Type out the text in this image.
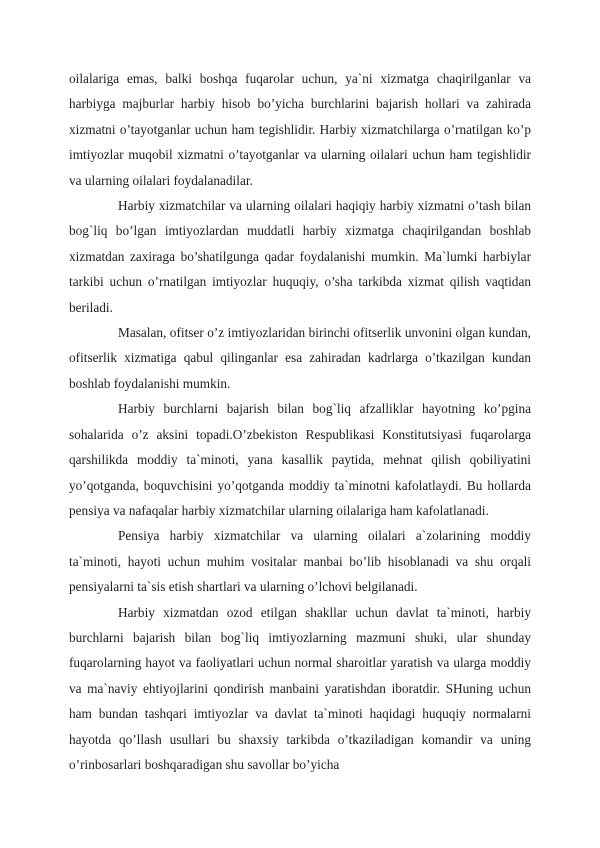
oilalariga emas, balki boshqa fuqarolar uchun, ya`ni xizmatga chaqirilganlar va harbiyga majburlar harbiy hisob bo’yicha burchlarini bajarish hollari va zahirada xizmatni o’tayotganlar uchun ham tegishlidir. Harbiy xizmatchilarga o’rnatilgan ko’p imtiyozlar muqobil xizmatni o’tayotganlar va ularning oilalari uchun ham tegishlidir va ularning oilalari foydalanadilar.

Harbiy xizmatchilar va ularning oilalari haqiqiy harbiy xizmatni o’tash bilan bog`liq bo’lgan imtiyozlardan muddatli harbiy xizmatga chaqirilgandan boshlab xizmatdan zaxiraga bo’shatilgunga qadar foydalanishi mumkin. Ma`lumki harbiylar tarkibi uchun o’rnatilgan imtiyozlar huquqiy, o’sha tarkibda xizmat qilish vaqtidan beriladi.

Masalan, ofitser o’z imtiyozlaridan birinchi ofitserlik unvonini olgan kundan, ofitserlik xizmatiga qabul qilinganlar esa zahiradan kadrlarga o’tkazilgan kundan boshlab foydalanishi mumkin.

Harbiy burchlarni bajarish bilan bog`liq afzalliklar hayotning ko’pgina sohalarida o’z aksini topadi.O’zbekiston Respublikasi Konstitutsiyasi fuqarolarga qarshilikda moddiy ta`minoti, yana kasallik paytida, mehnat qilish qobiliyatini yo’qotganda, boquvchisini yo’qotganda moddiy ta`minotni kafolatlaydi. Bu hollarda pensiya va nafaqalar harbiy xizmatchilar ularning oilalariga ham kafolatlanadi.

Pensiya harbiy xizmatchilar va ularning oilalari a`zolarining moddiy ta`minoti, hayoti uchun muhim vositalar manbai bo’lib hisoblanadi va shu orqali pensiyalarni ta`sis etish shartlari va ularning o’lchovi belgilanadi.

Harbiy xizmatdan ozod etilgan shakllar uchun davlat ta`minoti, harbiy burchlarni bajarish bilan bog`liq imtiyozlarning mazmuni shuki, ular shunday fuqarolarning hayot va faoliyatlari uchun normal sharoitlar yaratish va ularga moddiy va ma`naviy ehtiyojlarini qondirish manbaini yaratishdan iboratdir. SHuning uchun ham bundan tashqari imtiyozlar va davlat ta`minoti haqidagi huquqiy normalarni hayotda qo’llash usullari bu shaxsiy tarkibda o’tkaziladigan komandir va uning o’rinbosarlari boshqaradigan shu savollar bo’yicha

==*==

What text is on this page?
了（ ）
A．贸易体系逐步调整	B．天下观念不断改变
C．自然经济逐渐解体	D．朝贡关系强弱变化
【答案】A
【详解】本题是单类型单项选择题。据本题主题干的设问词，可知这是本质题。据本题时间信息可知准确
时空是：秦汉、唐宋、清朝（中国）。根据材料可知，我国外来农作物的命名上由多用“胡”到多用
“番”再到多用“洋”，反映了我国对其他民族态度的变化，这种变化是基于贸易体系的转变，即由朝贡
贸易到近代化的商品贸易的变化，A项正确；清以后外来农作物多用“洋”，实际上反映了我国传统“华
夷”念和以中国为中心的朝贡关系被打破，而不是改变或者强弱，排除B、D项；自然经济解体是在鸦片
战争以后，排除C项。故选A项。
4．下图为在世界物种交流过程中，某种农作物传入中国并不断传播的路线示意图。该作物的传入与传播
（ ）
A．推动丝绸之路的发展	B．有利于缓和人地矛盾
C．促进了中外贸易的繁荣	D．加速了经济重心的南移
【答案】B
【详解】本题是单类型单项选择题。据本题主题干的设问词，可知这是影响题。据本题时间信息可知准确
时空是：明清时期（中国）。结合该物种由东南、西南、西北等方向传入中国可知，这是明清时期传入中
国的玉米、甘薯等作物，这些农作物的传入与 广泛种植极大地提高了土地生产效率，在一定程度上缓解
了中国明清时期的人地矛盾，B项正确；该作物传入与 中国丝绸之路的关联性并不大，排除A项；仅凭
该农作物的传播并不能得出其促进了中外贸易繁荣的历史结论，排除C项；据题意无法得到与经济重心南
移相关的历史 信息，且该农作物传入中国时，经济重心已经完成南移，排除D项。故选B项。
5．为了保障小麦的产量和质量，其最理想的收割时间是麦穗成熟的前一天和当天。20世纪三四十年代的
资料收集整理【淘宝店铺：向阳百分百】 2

==*==

Extract each line holding the word "text" from the records.

> _Reply_:
Type out the text in this image.
What text is on this page?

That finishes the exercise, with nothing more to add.